• Petunjuk Pengerjaan:
1. Menurut potongan dokumen tentang hak masyarakat adat atas ruang hidupnya, siapa yang mengajukan judicial review yang menghasilkan putusan MK NO.35/PUU-X/2012?
2. Ringkaslah paragraf dalam potongan dokumen yang diawali dengan "Garis besar mekanisme pengakuan" menjadi sebuah daftar tanpa menghilangkan fakta utamanya.

• Potongan Dokumen:
>>>

Bagaimana hak masyarakat adat atas ruang hidupnya?
Melalui putusan MK NO.35/PUU-X/2012, hutan adat sendiri telah lepas dari definisi hutan negara menjadi hutan hak. Putusan MK ini merupakan hasil judicial review yang diajukan oleh AMAN yang merupakan aliansi masyarakat adat dari seluruh Indonesia. Hutan adat yang sah secara hukum merupakan hutan yang dibebani hak milik kepada masyarakat hukum adat yang bersangkutan. Dalam pasal 37 UU No. 41 tahun 1999 tentang Kehutanan dinyatakan bahwa masyarakat hukum adat berhak untuk memanfaatkan kawasan hutan adat selama tidak bertentangan dengan fungsi kawasan hutan tersebut. Hal ini berarti tindakan pemanfaatan hutan oleh masyarakat hukum adat bukan merupakan tindakan ilegal. Namun, kata hukum mengisyaratkan perlunya pengakuan atas keberadaan masyarakat adat terlebih dahulu sebagai prasyarat dikeluarkannya hutan adat dari kawasan hutan negara.
Garis besar mekanisme pengakuan masyarakat hukum adat termuat dalam pasal 4 Peraturan Menteri Dalam Negeri No. 54 tahun 2014 tentang Pedoman Pengakuan Masyarakat Hukum Adat yang mencakup tiga tahapan; identifikasi masyarakat hukum adat; verifikasi dan validasi masyarakat hukum adat; dan penetapan masyarakat hukum adat. Pengakuan masyarakat hukum adat sendiri belum berarti masyarakat tersebut berhak mengelola hutan dengan status hutan hak. Diperlukan mekanisme lanjutan terkait penetapan hutan sebagai tempat hidup mereka menjadi hutan adat. Beberapa masyarakat adat mendapatkan pendampingan dari berbagai lembaga non-pemerintahan seperti LSM dan pusat penelitian.
Perlu dicermati bahwa penetapan suatu masyarakat adat menjadi masyarakat hukum adat harus berdasarkan keputusan pemerintah daerah, dalam hal ini bupati/walikota atau gubernur sebagaimana tercantum dalam Permendagri No. 54 tahun 2014 pasal 2. Jika tidak mendapat penetapan hukum, masyarakat adat rentan atas tuduhan eksploitasi atas ruang hidupnya sendiri. Belum diakuinya masyarakat adat sebagai pihak yang berhak memanfaatkan ruang hidupnya merupakan celah yang harus segera ditutup untuk mencegah permasalahan yang sering berujung pada konflik bahkan tindakan kriminal.
Permasalahan masyarakat adat dan ruang hidupnya juga dapat berawal dari perampasan akses atas ruang tersebut, dalam hal ini lahan. Sebagian besar hidup masyarakat adat dihabiskan dengan lahan adatnya. Sebut saja mengumpulkan makanan atau melakukan kegiatan bercocok tanam hingga pelaksanaan ritual adat, semuanya berlangsung di lahan mereka masing-masing. Mirisnya, perampasan lahan merupakan fenomena yang sedang dihadapi dunia saat ini. Paradigma developmentalis yang berkembang menyebabkan pembangunan terus meningkat dan menyebar hingga ke ruang-ruang minoritas dan ruang adat. Munculnya kebutuhan atas lahan yang masif menyebabkan tergusurnya eksistensi aktivitas masyarakat adat dengan ruang hidupnya sehingga berujung pada pemarjinalan masyarakat adat dalam memenuhi kebutuhan hidupnya.

<<<

• Materi yang Ditampilkan:
>>>

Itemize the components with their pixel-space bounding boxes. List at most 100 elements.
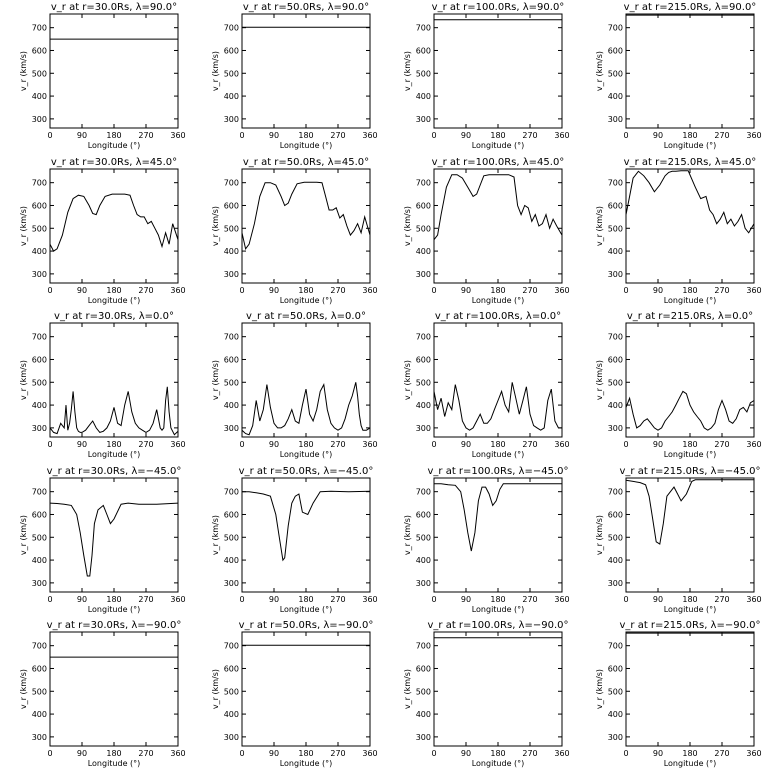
x-tick-label: 0 xyxy=(623,440,628,449)
panel-19: v_r at r=215.0Rs, λ=−90.0° 0 90 180 270 360 30… xyxy=(595,620,762,768)
x-tick-label: 180 xyxy=(106,286,121,295)
series-line xyxy=(49,193,179,252)
x-tick-label: 180 xyxy=(106,595,121,604)
panel-5: v_r at r=50.0Rs, λ=45.0° 0 90 180 270 360 300 4… xyxy=(211,157,378,305)
y-tick-label: 500 xyxy=(32,378,47,387)
plot-frame xyxy=(241,631,371,747)
y-tick-label: 400 xyxy=(608,710,623,719)
y-axis-label: v_r (km/s) xyxy=(403,51,412,91)
y-axis-label: v_r (km/s) xyxy=(211,669,220,709)
y-tick-label: 300 xyxy=(32,115,47,124)
y-tick-label: 400 xyxy=(416,92,431,101)
y-tick-label: 600 xyxy=(224,664,239,673)
y-tick-label: 700 xyxy=(32,179,47,188)
y-axis-label: v_r (km/s) xyxy=(19,669,28,709)
panel-title: v_r at r=100.0Rs, λ=−90.0° xyxy=(427,620,568,631)
y-tick-label: 600 xyxy=(32,46,47,55)
x-tick-label: 360 xyxy=(362,749,377,758)
plot-frame xyxy=(625,13,755,129)
x-tick-label: 270 xyxy=(522,749,537,758)
y-tick-label: 500 xyxy=(224,687,239,696)
y-tick-label: 500 xyxy=(608,687,623,696)
y-tick-label: 600 xyxy=(608,664,623,673)
y-tick-label: 700 xyxy=(224,488,239,497)
y-tick-label: 300 xyxy=(416,579,431,588)
y-axis-label: v_r (km/s) xyxy=(19,206,28,246)
x-tick-label: 180 xyxy=(106,440,121,449)
x-tick-label: 90 xyxy=(653,595,663,604)
y-tick-label: 700 xyxy=(608,179,623,188)
x-tick-label: 90 xyxy=(77,595,87,604)
x-tick-label: 270 xyxy=(138,131,153,140)
y-tick-label: 600 xyxy=(416,510,431,519)
x-tick-label: 0 xyxy=(239,286,244,295)
y-tick-label: 600 xyxy=(416,46,431,55)
x-tick-label: 180 xyxy=(298,131,313,140)
y-tick-label: 600 xyxy=(32,664,47,673)
y-tick-label: 400 xyxy=(416,556,431,565)
y-tick-label: 500 xyxy=(32,69,47,78)
plot-frame xyxy=(241,13,371,129)
y-tick-label: 600 xyxy=(608,355,623,364)
x-axis-label: Longitude (°) xyxy=(280,605,333,614)
x-tick-label: 0 xyxy=(431,440,436,449)
series-line xyxy=(241,382,371,436)
x-tick-label: 90 xyxy=(77,440,87,449)
y-axis-label: v_r (km/s) xyxy=(595,206,604,246)
y-tick-label: 600 xyxy=(32,201,47,210)
y-tick-label: 400 xyxy=(32,401,47,410)
plot-frame xyxy=(433,631,563,747)
panel-title: v_r at r=50.0Rs, λ=−45.0° xyxy=(239,466,374,477)
panel-1: v_r at r=50.0Rs, λ=90.0° 0 90 180 270 360 300 4… xyxy=(211,2,378,150)
x-axis-label: Longitude (°) xyxy=(88,759,141,768)
series-line xyxy=(625,390,755,431)
x-tick-label: 270 xyxy=(522,286,537,295)
y-tick-label: 300 xyxy=(32,424,47,433)
y-tick-label: 700 xyxy=(608,24,623,33)
x-tick-label: 270 xyxy=(330,440,345,449)
x-tick-label: 270 xyxy=(522,131,537,140)
plot-frame xyxy=(433,168,563,284)
y-tick-label: 400 xyxy=(608,247,623,256)
x-tick-label: 0 xyxy=(47,595,52,604)
y-tick-label: 500 xyxy=(224,224,239,233)
plot-frame xyxy=(625,631,755,747)
x-axis-label: Longitude (°) xyxy=(280,759,333,768)
y-tick-label: 400 xyxy=(416,710,431,719)
x-tick-label: 0 xyxy=(431,286,436,295)
x-tick-label: 90 xyxy=(653,286,663,295)
x-tick-label: 270 xyxy=(330,749,345,758)
panel-18: v_r at r=100.0Rs, λ=−90.0° 0 90 180 270 360 30… xyxy=(403,620,570,768)
y-tick-label: 600 xyxy=(416,355,431,364)
x-axis-label: Longitude (°) xyxy=(664,296,717,305)
x-tick-label: 0 xyxy=(431,131,436,140)
x-tick-label: 270 xyxy=(138,749,153,758)
series-line xyxy=(241,181,371,250)
y-axis-label: v_r (km/s) xyxy=(595,669,604,709)
series-line xyxy=(49,502,179,577)
x-axis-label: Longitude (°) xyxy=(88,296,141,305)
x-tick-label: 90 xyxy=(269,440,279,449)
x-tick-label: 360 xyxy=(362,595,377,604)
x-axis-label: Longitude (°) xyxy=(280,450,333,459)
y-tick-label: 700 xyxy=(608,642,623,651)
panel-title: v_r at r=30.0Rs, λ=−90.0° xyxy=(47,620,182,631)
x-tick-label: 90 xyxy=(461,595,471,604)
y-tick-label: 300 xyxy=(32,270,47,279)
x-tick-label: 0 xyxy=(431,749,436,758)
y-tick-label: 500 xyxy=(608,533,623,542)
x-tick-label: 360 xyxy=(746,131,761,140)
y-tick-label: 700 xyxy=(224,179,239,188)
y-tick-label: 700 xyxy=(416,24,431,33)
x-tick-label: 270 xyxy=(522,595,537,604)
plot-frame xyxy=(241,322,371,438)
x-tick-label: 180 xyxy=(298,595,313,604)
panel-title: v_r at r=50.0Rs, λ=−90.0° xyxy=(239,620,374,631)
x-tick-label: 0 xyxy=(239,440,244,449)
y-tick-label: 300 xyxy=(224,733,239,742)
y-tick-label: 500 xyxy=(416,687,431,696)
x-tick-label: 0 xyxy=(47,286,52,295)
x-axis-label: Longitude (°) xyxy=(472,450,525,459)
x-tick-label: 90 xyxy=(461,749,471,758)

<<<

• Jawaban Latihan:
1. Judicial review itu diajukan oleh AMAN, aliansi masyarakat adat dari seluruh Indonesia.

2.
- Pasal 4 Peraturan Menteri Dalam Negeri No. 54 tahun 2014 tentang Pedoman Pengakuan Masyarakat Hukum Adat memuat tiga tahapan pengakuan, yaitu identifikasi, verifikasi dan validasi, serta penetapan masyarakat hukum adat.
- Pengakuan tersebut belum memberikan hak kepada masyarakat hukum adat untuk mengelola hutan berstatus hutan hak.
- Penetapan hutan tempat hidup mereka menjadi hutan adat memerlukan mekanisme lanjutan.
- Sebagian masyarakat adat mendapat pendampingan dari lembaga non-pemerintahan, seperti LSM dan pusat penelitian.